### Materials provided
■ ■ ■

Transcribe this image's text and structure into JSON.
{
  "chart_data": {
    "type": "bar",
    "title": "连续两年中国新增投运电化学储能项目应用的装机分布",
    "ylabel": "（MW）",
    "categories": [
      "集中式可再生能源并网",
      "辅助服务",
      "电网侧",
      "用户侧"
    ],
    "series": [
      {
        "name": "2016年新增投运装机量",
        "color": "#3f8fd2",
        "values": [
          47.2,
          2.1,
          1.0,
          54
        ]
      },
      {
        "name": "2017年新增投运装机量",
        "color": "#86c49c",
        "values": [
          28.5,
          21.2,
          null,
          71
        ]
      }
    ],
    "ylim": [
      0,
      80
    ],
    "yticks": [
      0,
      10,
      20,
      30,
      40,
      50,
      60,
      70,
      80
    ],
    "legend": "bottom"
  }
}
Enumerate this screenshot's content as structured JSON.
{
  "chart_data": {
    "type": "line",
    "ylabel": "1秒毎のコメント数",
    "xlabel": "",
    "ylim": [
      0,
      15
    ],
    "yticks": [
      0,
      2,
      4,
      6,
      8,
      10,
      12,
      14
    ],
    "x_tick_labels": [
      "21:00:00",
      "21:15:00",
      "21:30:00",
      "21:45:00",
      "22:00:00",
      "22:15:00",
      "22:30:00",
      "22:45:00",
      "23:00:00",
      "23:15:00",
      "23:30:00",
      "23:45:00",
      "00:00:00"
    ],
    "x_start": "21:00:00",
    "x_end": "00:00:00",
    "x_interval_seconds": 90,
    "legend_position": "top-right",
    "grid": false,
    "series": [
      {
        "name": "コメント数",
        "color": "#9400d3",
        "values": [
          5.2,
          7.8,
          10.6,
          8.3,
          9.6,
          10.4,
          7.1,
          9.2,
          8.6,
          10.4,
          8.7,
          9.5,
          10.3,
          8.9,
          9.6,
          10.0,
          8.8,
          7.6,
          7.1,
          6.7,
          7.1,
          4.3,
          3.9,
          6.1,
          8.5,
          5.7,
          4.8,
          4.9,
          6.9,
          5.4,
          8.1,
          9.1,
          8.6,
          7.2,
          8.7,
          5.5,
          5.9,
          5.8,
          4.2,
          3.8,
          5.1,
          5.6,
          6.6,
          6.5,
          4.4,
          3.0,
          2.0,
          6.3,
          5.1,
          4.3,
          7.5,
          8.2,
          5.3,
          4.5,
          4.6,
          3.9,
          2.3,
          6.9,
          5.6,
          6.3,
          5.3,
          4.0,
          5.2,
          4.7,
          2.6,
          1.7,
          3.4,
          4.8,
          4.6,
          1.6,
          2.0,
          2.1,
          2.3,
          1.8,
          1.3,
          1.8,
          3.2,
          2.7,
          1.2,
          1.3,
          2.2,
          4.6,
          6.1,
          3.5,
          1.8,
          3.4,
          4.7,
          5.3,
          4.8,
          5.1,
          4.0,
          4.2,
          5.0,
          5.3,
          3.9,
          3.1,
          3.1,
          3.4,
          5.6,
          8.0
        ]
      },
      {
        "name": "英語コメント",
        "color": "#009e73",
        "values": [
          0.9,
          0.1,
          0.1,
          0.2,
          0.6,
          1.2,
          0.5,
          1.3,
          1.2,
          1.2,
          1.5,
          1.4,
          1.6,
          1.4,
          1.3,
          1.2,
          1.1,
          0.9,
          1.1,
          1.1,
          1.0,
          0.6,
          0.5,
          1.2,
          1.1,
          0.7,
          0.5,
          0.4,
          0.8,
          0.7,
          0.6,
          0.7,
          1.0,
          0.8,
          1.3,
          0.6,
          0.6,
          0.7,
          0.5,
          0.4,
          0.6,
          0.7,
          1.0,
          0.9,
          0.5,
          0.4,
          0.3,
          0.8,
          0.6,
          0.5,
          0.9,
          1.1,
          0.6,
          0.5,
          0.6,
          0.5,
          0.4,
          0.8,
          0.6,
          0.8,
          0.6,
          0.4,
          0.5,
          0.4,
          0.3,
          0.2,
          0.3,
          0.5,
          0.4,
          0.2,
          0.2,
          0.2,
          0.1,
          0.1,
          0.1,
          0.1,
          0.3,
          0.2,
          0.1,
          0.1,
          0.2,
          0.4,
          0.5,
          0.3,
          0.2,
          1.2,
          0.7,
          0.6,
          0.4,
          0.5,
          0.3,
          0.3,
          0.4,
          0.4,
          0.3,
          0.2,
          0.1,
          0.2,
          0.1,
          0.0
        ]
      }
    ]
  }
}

■ ■ ■

### Exercise details
Every entry should be printed again exactly as written.

### The output
Transcribe this image's text and structure into JSON.
{
  "chart_data": {
    "type": "bar",
    "title": "连续两年中国新增投运电化学储能项目应用的装机分布",
    "ylabel": "（MW）",
    "categories": [
      "集中式可再生能源并网",
      "辅助服务",
      "电网侧",
      "用户侧"
    ],
    "series": [
      {
        "name": "2016年新增投运装机量",
        "color": "#3f8fd2",
        "values": [
          47.2,
          2.1,
          1.0,
          54
        ]
      },
      {
        "name": "2017年新增投运装机量",
        "color": "#86c49c",
        "values": [
          28.5,
          21.2,
          null,
          71
        ]
      }
    ],
    "ylim": [
      0,
      80
    ],
    "yticks": [
      0,
      10,
      20,
      30,
      40,
      50,
      60,
      70,
      80
    ],
    "legend": "bottom"
  }
}
Enumerate this screenshot's content as structured JSON.
{
  "chart_data": {
    "type": "line",
    "ylabel": "1秒毎のコメント数",
    "xlabel": "",
    "ylim": [
      0,
      15
    ],
    "yticks": [
      0,
      2,
      4,
      6,
      8,
      10,
      12,
      14
    ],
    "x_tick_labels": [
      "21:00:00",
      "21:15:00",
      "21:30:00",
      "21:45:00",
      "22:00:00",
      "22:15:00",
      "22:30:00",
      "22:45:00",
      "23:00:00",
      "23:15:00",
      "23:30:00",
      "23:45:00",
      "00:00:00"
    ],
    "x_start": "21:00:00",
    "x_end": "00:00:00",
    "x_interval_seconds": 90,
    "legend_position": "top-right",
    "grid": false,
    "series": [
      {
        "name": "コメント数",
        "color": "#9400d3",
        "values": [
          5.2,
          7.8,
          10.6,
          8.3,
          9.6,
          10.4,
          7.1,
          9.2,
          8.6,
          10.4,
          8.7,
          9.5,
          10.3,
          8.9,
          9.6,
          10.0,
          8.8,
          7.6,
          7.1,
          6.7,
          7.1,
          4.3,
          3.9,
          6.1,
          8.5,
          5.7,
          4.8,
          4.9,
          6.9,
          5.4,
          8.1,
          9.1,
          8.6,
          7.2,
          8.7,
          5.5,
          5.9,
          5.8,
          4.2,
          3.8,
          5.1,
          5.6,
          6.6,
          6.5,
          4.4,
          3.0,
          2.0,
          6.3,
          5.1,
          4.3,
          7.5,
          8.2,
          5.3,
          4.5,
          4.6,
          3.9,
          2.3,
          6.9,
          5.6,
          6.3,
          5.3,
          4.0,
          5.2,
          4.7,
          2.6,
          1.7,
          3.4,
          4.8,
          4.6,
          1.6,
          2.0,
          2.1,
          2.3,
          1.8,
          1.3,
          1.8,
          3.2,
          2.7,
          1.2,
          1.3,
          2.2,
          4.6,
          6.1,
          3.5,
          1.8,
          3.4,
          4.7,
          5.3,
          4.8,
          5.1,
          4.0,
          4.2,
          5.0,
          5.3,
          3.9,
          3.1,
          3.1,
          3.4,
          5.6,
          8.0
        ]
      },
      {
        "name": "英語コメント",
        "color": "#009e73",
        "values": [
          0.9,
          0.1,
          0.1,
          0.2,
          0.6,
          1.2,
          0.5,
          1.3,
          1.2,
          1.2,
          1.5,
          1.4,
          1.6,
          1.4,
          1.3,
          1.2,
          1.1,
          0.9,
          1.1,
          1.1,
          1.0,
          0.6,
          0.5,
          1.2,
          1.1,
          0.7,
          0.5,
          0.4,
          0.8,
          0.7,
          0.6,
          0.7,
          1.0,
          0.8,
          1.3,
          0.6,
          0.6,
          0.7,
          0.5,
          0.4,
          0.6,
          0.7,
          1.0,
          0.9,
          0.5,
          0.4,
          0.3,
          0.8,
          0.6,
          0.5,
          0.9,
          1.1,
          0.6,
          0.5,
          0.6,
          0.5,
          0.4,
          0.8,
          0.6,
          0.8,
          0.6,
          0.4,
          0.5,
          0.4,
          0.3,
          0.2,
          0.3,
          0.5,
          0.4,
          0.2,
          0.2,
          0.2,
          0.1,
          0.1,
          0.1,
          0.1,
          0.3,
          0.2,
          0.1,
          0.1,
          0.2,
          0.4,
          0.5,
          0.3,
          0.2,
          1.2,
          0.7,
          0.6,
          0.4,
          0.5,
          0.3,
          0.3,
          0.4,
          0.4,
          0.3,
          0.2,
          0.1,
          0.2,
          0.1,
          0.0
        ]
      }
    ]
  }
}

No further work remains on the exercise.